Extracts from a graphics dataset
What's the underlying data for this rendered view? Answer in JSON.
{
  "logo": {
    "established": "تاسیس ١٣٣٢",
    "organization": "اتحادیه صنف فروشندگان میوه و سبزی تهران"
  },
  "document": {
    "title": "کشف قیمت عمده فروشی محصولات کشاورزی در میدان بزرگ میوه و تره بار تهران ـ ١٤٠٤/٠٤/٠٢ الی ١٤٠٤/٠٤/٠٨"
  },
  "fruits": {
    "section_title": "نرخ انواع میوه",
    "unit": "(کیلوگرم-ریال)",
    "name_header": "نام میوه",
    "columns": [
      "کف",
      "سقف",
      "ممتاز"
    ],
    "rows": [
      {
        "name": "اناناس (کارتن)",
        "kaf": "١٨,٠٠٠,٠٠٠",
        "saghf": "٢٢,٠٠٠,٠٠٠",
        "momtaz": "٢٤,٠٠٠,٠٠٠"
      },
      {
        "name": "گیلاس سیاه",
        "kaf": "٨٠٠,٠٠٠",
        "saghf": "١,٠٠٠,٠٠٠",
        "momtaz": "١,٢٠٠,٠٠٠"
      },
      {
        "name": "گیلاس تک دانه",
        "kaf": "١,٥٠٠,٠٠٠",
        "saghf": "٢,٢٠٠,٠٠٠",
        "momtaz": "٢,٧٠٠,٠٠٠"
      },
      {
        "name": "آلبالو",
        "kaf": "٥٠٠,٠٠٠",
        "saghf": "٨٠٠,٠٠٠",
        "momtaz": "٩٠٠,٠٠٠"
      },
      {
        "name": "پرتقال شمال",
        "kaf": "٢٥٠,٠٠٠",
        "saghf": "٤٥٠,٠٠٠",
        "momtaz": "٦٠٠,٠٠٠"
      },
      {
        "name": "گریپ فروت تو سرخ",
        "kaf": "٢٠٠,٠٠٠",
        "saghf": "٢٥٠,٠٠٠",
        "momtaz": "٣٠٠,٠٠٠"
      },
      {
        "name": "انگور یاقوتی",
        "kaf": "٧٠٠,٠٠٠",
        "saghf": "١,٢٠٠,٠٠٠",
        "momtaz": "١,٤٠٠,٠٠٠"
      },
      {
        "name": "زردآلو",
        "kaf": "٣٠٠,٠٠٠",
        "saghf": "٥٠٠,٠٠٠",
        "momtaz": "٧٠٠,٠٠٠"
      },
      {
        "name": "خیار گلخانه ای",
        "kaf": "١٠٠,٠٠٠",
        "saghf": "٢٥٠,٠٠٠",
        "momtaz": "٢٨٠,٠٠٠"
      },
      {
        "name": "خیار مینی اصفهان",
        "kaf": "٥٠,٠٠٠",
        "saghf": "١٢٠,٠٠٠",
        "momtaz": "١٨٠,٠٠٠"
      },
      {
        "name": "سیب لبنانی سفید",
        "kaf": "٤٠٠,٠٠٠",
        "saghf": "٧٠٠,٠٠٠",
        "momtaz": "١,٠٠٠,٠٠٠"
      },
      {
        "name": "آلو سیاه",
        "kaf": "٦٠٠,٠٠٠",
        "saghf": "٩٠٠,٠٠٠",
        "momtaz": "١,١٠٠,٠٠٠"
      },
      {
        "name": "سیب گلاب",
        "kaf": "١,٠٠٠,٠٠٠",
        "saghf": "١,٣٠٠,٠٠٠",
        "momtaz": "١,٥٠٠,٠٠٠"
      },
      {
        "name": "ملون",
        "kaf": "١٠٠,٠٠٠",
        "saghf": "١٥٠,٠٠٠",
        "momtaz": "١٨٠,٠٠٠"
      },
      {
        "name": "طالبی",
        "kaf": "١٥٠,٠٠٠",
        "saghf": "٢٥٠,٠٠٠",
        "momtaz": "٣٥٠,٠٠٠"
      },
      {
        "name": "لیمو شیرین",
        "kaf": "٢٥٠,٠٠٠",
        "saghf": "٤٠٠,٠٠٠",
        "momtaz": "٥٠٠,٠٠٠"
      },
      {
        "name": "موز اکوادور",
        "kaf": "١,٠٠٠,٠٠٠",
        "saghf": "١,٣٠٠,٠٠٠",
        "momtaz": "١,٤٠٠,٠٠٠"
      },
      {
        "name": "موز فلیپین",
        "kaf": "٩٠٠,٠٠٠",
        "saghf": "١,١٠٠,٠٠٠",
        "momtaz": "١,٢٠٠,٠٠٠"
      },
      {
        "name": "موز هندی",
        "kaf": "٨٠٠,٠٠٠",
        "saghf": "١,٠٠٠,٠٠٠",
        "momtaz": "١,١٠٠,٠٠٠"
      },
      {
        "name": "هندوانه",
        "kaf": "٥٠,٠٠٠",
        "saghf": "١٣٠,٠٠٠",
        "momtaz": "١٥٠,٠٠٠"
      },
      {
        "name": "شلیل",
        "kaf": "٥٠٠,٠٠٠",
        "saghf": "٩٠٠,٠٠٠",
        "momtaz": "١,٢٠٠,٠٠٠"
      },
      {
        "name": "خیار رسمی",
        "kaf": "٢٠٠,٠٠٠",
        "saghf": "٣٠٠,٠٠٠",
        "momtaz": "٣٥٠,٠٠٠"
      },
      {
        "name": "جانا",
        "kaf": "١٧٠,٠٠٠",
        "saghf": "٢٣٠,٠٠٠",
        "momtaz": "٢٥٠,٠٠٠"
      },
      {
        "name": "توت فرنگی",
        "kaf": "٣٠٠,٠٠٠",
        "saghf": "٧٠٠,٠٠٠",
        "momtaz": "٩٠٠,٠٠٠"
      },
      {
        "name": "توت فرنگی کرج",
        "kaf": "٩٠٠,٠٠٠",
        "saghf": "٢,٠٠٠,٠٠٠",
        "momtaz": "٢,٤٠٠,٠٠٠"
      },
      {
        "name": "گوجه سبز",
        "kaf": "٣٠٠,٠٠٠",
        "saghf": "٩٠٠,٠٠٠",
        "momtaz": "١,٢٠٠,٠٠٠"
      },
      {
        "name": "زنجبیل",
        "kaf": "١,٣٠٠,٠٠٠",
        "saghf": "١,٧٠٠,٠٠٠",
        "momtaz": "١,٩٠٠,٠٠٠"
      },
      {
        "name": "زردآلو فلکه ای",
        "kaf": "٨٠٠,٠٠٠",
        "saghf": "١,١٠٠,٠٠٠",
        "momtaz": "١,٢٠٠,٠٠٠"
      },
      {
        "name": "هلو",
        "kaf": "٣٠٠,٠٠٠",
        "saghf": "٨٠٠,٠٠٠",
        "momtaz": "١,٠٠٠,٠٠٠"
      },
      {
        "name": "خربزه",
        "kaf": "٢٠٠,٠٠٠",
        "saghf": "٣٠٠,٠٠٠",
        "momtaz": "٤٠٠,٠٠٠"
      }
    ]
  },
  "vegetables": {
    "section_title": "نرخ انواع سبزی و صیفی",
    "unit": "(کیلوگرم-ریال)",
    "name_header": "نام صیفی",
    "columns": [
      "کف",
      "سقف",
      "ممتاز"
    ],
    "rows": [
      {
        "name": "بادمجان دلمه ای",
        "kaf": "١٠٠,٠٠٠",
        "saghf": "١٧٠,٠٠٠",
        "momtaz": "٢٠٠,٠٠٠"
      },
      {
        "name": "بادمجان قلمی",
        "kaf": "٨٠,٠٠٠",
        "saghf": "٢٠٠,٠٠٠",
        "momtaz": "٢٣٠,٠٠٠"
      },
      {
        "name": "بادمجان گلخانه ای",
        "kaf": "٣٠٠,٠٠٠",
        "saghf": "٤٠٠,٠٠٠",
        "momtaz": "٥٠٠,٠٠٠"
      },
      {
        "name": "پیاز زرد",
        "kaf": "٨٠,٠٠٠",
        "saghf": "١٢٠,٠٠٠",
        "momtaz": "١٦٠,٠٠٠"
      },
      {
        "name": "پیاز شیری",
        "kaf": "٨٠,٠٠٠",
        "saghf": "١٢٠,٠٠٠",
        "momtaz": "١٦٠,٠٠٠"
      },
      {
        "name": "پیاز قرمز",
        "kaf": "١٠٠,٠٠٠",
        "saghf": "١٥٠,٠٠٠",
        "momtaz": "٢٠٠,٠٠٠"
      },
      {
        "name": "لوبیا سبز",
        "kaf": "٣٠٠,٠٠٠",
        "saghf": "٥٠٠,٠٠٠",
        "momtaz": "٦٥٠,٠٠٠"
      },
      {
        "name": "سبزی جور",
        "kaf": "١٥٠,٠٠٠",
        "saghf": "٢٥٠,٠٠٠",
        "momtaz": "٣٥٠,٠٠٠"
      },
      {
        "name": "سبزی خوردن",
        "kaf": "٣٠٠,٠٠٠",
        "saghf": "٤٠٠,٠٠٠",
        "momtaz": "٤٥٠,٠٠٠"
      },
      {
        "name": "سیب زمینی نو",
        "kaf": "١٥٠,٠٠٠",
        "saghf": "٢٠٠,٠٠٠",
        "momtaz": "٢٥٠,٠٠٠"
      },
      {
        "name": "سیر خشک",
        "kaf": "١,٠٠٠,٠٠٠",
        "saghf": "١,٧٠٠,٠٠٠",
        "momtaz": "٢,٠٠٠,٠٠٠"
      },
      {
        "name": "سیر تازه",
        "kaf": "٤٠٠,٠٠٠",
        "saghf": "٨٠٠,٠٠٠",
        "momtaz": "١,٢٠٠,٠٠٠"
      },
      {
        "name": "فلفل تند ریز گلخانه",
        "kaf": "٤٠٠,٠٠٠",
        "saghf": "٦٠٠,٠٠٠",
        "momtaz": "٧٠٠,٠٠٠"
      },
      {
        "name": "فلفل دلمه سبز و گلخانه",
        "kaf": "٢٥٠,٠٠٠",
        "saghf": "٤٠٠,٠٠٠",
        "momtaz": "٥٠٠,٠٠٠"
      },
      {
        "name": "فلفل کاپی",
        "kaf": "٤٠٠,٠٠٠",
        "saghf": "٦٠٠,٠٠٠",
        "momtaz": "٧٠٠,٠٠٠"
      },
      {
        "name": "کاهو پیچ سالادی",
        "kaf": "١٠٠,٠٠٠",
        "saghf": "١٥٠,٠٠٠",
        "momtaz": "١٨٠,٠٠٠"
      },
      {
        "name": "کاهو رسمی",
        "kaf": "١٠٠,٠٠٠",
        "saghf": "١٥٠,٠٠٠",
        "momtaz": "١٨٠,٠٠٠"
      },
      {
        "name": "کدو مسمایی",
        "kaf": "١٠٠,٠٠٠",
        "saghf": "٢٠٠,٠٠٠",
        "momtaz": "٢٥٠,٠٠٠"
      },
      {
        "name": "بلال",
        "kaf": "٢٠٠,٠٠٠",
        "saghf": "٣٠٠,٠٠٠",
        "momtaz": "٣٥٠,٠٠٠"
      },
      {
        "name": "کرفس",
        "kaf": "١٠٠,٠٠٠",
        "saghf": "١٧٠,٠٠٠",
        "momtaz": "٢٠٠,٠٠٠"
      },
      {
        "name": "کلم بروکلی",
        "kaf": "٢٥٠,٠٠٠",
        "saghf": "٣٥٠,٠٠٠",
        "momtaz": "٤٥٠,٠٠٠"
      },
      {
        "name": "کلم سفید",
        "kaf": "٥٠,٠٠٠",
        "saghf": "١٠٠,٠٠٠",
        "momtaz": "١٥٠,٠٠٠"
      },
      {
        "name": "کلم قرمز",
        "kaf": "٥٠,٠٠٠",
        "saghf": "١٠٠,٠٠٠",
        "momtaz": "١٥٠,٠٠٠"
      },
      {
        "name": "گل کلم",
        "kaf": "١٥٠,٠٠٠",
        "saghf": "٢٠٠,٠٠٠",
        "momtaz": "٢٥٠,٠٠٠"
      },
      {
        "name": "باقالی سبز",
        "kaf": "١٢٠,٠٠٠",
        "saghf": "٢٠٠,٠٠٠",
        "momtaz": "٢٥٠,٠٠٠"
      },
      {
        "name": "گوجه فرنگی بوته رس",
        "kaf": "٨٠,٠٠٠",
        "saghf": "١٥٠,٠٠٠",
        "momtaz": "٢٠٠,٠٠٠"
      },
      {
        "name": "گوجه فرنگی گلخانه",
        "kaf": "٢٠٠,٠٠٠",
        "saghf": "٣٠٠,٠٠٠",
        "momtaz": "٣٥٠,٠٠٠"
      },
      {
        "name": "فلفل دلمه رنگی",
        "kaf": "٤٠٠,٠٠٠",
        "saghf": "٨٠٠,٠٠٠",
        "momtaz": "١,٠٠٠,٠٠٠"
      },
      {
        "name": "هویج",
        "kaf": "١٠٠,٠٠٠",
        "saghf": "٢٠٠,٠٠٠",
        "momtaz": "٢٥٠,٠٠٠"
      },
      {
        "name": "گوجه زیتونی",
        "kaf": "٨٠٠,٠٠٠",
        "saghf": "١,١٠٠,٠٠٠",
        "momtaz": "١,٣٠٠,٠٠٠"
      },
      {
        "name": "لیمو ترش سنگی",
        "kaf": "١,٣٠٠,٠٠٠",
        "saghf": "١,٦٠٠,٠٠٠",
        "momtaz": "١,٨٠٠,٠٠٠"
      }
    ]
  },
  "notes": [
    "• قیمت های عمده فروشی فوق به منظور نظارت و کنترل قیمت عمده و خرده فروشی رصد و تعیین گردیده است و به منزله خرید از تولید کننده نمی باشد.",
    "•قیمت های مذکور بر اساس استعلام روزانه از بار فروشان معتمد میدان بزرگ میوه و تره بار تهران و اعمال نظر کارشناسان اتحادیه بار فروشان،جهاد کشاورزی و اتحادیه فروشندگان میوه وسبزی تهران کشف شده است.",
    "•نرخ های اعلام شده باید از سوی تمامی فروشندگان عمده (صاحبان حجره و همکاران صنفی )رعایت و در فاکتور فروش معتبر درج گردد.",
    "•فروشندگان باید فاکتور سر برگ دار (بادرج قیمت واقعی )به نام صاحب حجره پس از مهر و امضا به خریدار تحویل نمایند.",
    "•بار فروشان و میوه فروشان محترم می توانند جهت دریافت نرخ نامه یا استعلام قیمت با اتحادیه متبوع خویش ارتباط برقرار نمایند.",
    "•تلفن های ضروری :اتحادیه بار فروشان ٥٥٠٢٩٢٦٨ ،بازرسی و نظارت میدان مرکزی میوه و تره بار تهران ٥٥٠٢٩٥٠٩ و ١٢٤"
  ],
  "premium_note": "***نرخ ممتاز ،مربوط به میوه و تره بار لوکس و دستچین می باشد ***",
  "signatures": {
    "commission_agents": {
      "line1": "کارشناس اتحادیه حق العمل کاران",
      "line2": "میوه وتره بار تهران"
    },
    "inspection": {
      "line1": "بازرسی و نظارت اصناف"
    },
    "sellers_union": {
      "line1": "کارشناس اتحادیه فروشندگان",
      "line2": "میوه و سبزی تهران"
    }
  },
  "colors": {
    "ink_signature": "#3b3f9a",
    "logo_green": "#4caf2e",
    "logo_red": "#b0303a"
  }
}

→ What you have to do
From the data above, copy each line that holds "استعلام".

→ Response below
    "•قیمت های مذکور بر اساس استعلام روزانه از بار فروشان معتمد میدان بزرگ میوه و تره بار تهران و اعمال نظر کارشناسان اتحادیه بار فروشان،جهاد کشاورزی و اتحادیه فروشندگان میوه وسبزی تهران کشف شده است.",
    "•بار فروشان و میوه فروشان محترم می توانند جهت دریافت نرخ نامه یا استعلام قیمت با اتحادیه متبوع خویش ارتباط برقرار نمایند.",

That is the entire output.